■ Task goal ■
Read the lines that follow and tally those with the word "icon"; give the number and nothing else.
—————
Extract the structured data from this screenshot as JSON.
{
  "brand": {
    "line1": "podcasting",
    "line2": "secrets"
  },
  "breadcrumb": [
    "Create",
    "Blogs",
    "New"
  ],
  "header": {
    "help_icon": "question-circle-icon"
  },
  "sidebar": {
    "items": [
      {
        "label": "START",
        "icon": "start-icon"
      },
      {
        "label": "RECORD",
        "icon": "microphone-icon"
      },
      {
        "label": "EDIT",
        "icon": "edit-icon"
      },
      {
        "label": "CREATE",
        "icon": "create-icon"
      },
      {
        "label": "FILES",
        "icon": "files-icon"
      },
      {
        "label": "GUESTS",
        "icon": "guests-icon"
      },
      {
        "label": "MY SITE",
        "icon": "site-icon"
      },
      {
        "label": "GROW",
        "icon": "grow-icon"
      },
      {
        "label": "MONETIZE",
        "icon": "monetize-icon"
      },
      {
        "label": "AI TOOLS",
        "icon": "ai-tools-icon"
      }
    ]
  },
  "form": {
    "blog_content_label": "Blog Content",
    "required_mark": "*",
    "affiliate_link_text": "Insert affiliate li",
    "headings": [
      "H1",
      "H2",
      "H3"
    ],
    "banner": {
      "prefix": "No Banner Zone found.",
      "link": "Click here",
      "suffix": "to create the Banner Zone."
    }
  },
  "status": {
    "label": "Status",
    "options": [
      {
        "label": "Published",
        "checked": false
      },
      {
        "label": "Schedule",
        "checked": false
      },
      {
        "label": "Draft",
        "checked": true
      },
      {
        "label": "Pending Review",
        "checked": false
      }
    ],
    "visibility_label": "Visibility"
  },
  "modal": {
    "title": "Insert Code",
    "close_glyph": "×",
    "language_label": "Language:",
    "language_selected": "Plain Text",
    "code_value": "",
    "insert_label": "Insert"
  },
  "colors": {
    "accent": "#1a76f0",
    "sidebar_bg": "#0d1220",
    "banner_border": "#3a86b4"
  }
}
—————
■ Expected answer ■
11